Short exercise
An exact reproduction of the records is required, with all images left out.

-- START Material for this task --

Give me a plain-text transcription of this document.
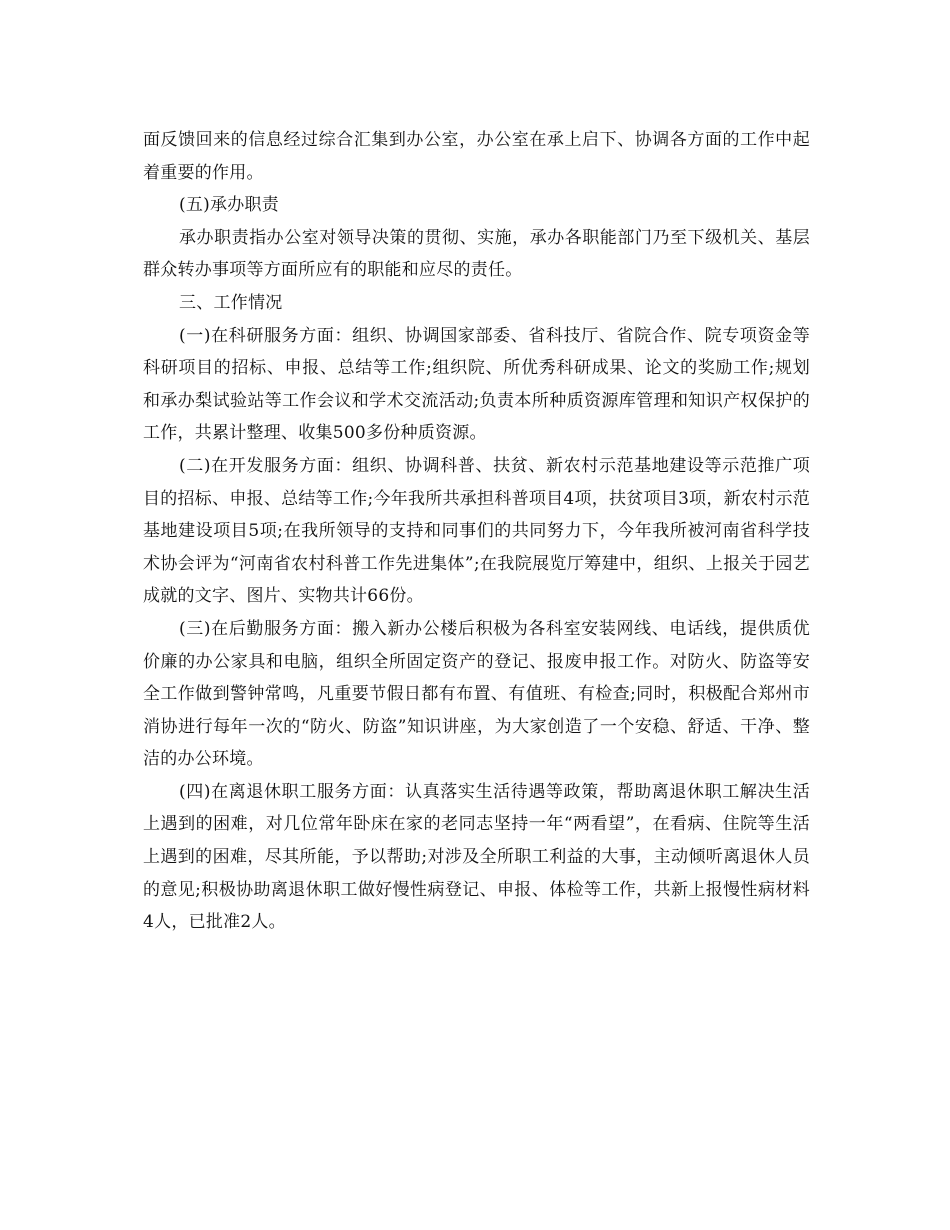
面反馈回来的信息经过综合汇集到办公室，办公室在承上启下、协调各方面的工作中起着重要的作用。

(五)承办职责

承办职责指办公室对领导决策的贯彻、实施，承办各职能部门乃至下级机关、基层群众转办事项等方面所应有的职能和应尽的责任。

三、工作情况

(一)在科研服务方面：组织、协调国家部委、省科技厅、省院合作、院专项资金等科研项目的招标、申报、总结等工作;组织院、所优秀科研成果、论文的奖励工作;规划和承办梨试验站等工作会议和学术交流活动;负责本所种质资源库管理和知识产权保护的工作，共累计整理、收集500多份种质资源。

(二)在开发服务方面：组织、协调科普、扶贫、新农村示范基地建设等示范推广项目的招标、申报、总结等工作;今年我所共承担科普项目4项，扶贫项目3项，新农村示范基地建设项目5项;在我所领导的支持和同事们的共同努力下，今年我所被河南省科学技术协会评为“河南省农村科普工作先进集体”;在我院展览厅筹建中，组织、上报关于园艺成就的文字、图片、实物共计66份。

(三)在后勤服务方面：搬入新办公楼后积极为各科室安装网线、电话线，提供质优价廉的办公家具和电脑，组织全所固定资产的登记、报废申报工作。对防火、防盗等安全工作做到警钟常鸣，凡重要节假日都有布置、有值班、有检查;同时，积极配合郑州市消协进行每年一次的“防火、防盗”知识讲座，为大家创造了一个安稳、舒适、干净、整洁的办公环境。

(四)在离退休职工服务方面：认真落实生活待遇等政策，帮助离退休职工解决生活上遇到的困难，对几位常年卧床在家的老同志坚持一年“两看望”，在看病、住院等生活上遇到的困难，尽其所能，予以帮助;对涉及全所职工利益的大事，主动倾听离退休人员的意见;积极协助离退休职工做好慢性病登记、申报、体检等工作，共新上报慢性病材料4人，已批准2人。
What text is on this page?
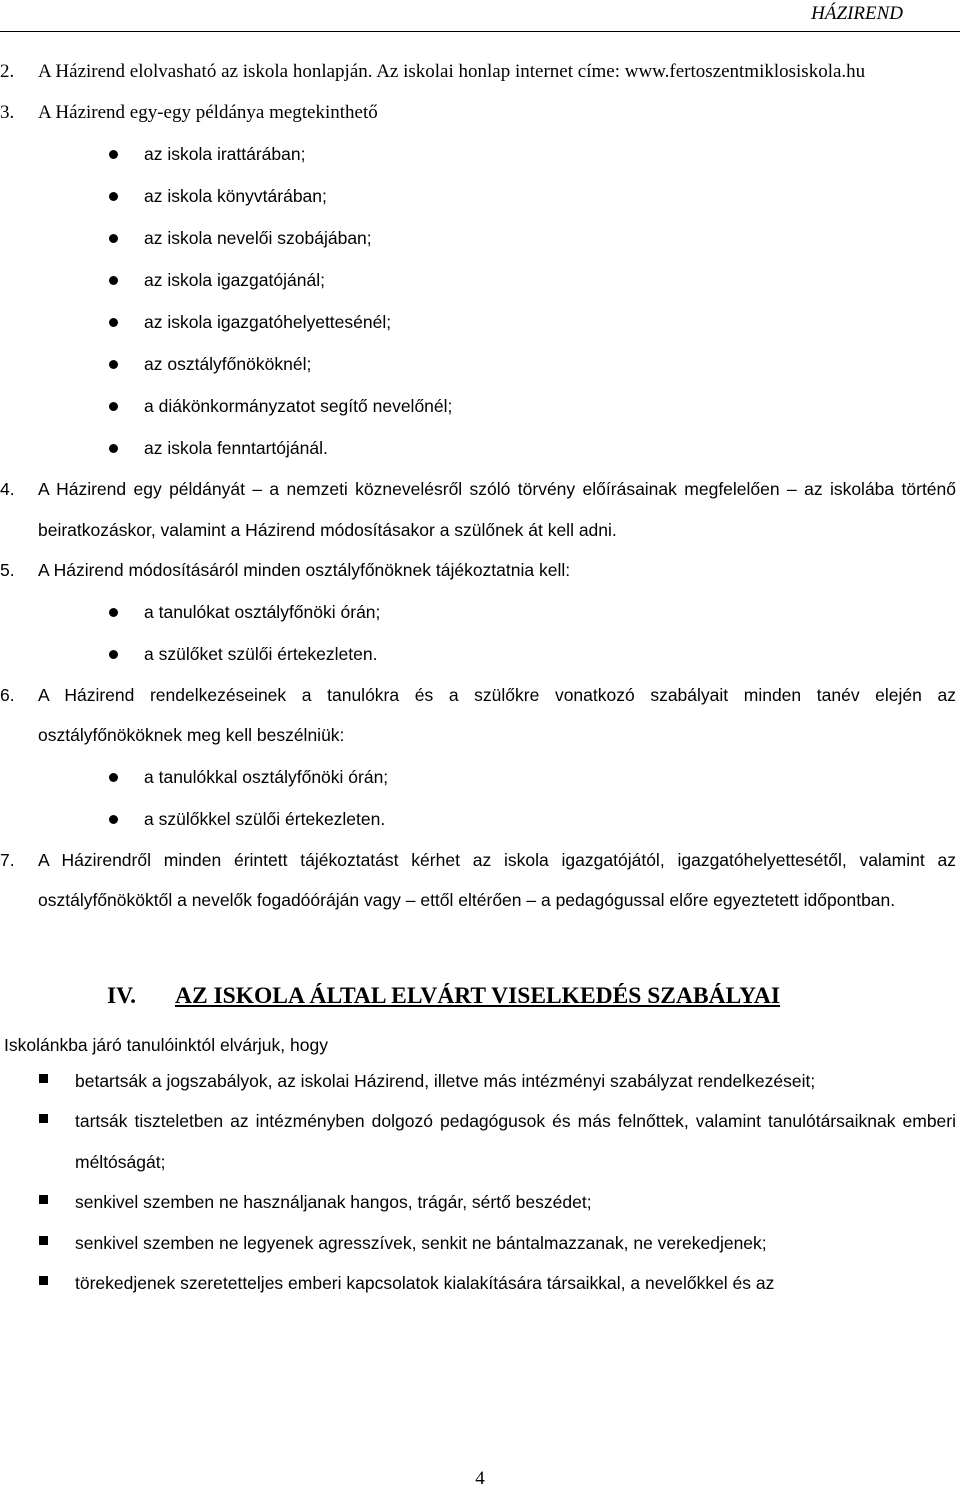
HÁZIREND
2. A Házirend elolvasható az iskola honlapján. Az iskolai honlap internet címe: www.fertoszentmiklosiskola.hu
3. A Házirend egy-egy példánya megtekinthető
az iskola irattárában;
az iskola könyvtárában;
az iskola nevelői szobájában;
az iskola igazgatójánál;
az iskola igazgatóhelyettesénél;
az osztályfőnököknél;
a diákönkormányzatot segítő nevelőnél;
az iskola fenntartójánál.
4. A Házirend egy példányát – a nemzeti köznevelésről szóló törvény előírásainak megfelelően – az iskolába történő beiratkozáskor, valamint a Házirend módosításakor a szülőnek át kell adni.
5. A Házirend módosításáról minden osztályfőnöknek tájékoztatnia kell:
a tanulókat osztályfőnöki órán;
a szülőket szülői értekezleten.
6. A Házirend rendelkezéseinek a tanulókra és a szülőkre vonatkozó szabályait minden tanév elején az osztályfőnököknek meg kell beszélniük:
a tanulókkal osztályfőnöki órán;
a szülőkkel szülői értekezleten.
7. A Házirendről minden érintett tájékoztatást kérhet az iskola igazgatójától, igazgatóhelyettesétől, valamint az osztályfőnököktől a nevelők fogadóóráján vagy – ettől eltérően – a pedagógussal előre egyeztetett időpontban.
IV. AZ ISKOLA ÁLTAL ELVÁRT VISELKEDÉS SZABÁLYAI
Iskolánkba járó tanulóinktól elvárjuk, hogy
betartsák a jogszabályok, az iskolai Házirend, illetve más intézményi szabályzat rendelkezéseit;
tartsák tiszteletben az intézményben dolgozó pedagógusok és más felnőttek, valamint tanulótársaiknak emberi méltóságát;
senkivel szemben ne használjanak hangos, trágár, sértő beszédet;
senkivel szemben ne legyenek agresszívek, senkit ne bántalmazzanak, ne verekedjenek;
törekedjenek szeretetteljes emberi kapcsolatok kialakítására társaikkal, a nevelőkkel és az
4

-- END Material for this task --

Written solution
Give me a plain-text transcription of this document.
面反馈回来的信息经过综合汇集到办公室，办公室在承上启下、协调各方面的工作中起着重要的作用。

(五)承办职责

承办职责指办公室对领导决策的贯彻、实施，承办各职能部门乃至下级机关、基层群众转办事项等方面所应有的职能和应尽的责任。

三、工作情况

(一)在科研服务方面：组织、协调国家部委、省科技厅、省院合作、院专项资金等科研项目的招标、申报、总结等工作;组织院、所优秀科研成果、论文的奖励工作;规划和承办梨试验站等工作会议和学术交流活动;负责本所种质资源库管理和知识产权保护的工作，共累计整理、收集500多份种质资源。

(二)在开发服务方面：组织、协调科普、扶贫、新农村示范基地建设等示范推广项目的招标、申报、总结等工作;今年我所共承担科普项目4项，扶贫项目3项，新农村示范基地建设项目5项;在我所领导的支持和同事们的共同努力下，今年我所被河南省科学技术协会评为“河南省农村科普工作先进集体”;在我院展览厅筹建中，组织、上报关于园艺成就的文字、图片、实物共计66份。

(三)在后勤服务方面：搬入新办公楼后积极为各科室安装网线、电话线，提供质优价廉的办公家具和电脑，组织全所固定资产的登记、报废申报工作。对防火、防盗等安全工作做到警钟常鸣，凡重要节假日都有布置、有值班、有检查;同时，积极配合郑州市消协进行每年一次的“防火、防盗”知识讲座，为大家创造了一个安稳、舒适、干净、整洁的办公环境。

(四)在离退休职工服务方面：认真落实生活待遇等政策，帮助离退休职工解决生活上遇到的困难，对几位常年卧床在家的老同志坚持一年“两看望”，在看病、住院等生活上遇到的困难，尽其所能，予以帮助;对涉及全所职工利益的大事，主动倾听离退休人员的意见;积极协助离退休职工做好慢性病登记、申报、体检等工作，共新上报慢性病材料4人，已批准2人。
What text is on this page?
HÁZIREND
2. A Házirend elolvasható az iskola honlapján. Az iskolai honlap internet címe: www.fertoszentmiklosiskola.hu
3. A Házirend egy-egy példánya megtekinthető
az iskola irattárában;
az iskola könyvtárában;
az iskola nevelői szobájában;
az iskola igazgatójánál;
az iskola igazgatóhelyettesénél;
az osztályfőnököknél;
a diákönkormányzatot segítő nevelőnél;
az iskola fenntartójánál.
4. A Házirend egy példányát – a nemzeti köznevelésről szóló törvény előírásainak megfelelően – az iskolába történő beiratkozáskor, valamint a Házirend módosításakor a szülőnek át kell adni.
5. A Házirend módosításáról minden osztályfőnöknek tájékoztatnia kell:
a tanulókat osztályfőnöki órán;
a szülőket szülői értekezleten.
6. A Házirend rendelkezéseinek a tanulókra és a szülőkre vonatkozó szabályait minden tanév elején az osztályfőnököknek meg kell beszélniük:
a tanulókkal osztályfőnöki órán;
a szülőkkel szülői értekezleten.
7. A Házirendről minden érintett tájékoztatást kérhet az iskola igazgatójától, igazgatóhelyettesétől, valamint az osztályfőnököktől a nevelők fogadóóráján vagy – ettől eltérően – a pedagógussal előre egyeztetett időpontban.
IV. AZ ISKOLA ÁLTAL ELVÁRT VISELKEDÉS SZABÁLYAI
Iskolánkba járó tanulóinktól elvárjuk, hogy
betartsák a jogszabályok, az iskolai Házirend, illetve más intézményi szabályzat rendelkezéseit;
tartsák tiszteletben az intézményben dolgozó pedagógusok és más felnőttek, valamint tanulótársaiknak emberi méltóságát;
senkivel szemben ne használjanak hangos, trágár, sértő beszédet;
senkivel szemben ne legyenek agresszívek, senkit ne bántalmazzanak, ne verekedjenek;
törekedjenek szeretetteljes emberi kapcsolatok kialakítására társaikkal, a nevelőkkel és az
4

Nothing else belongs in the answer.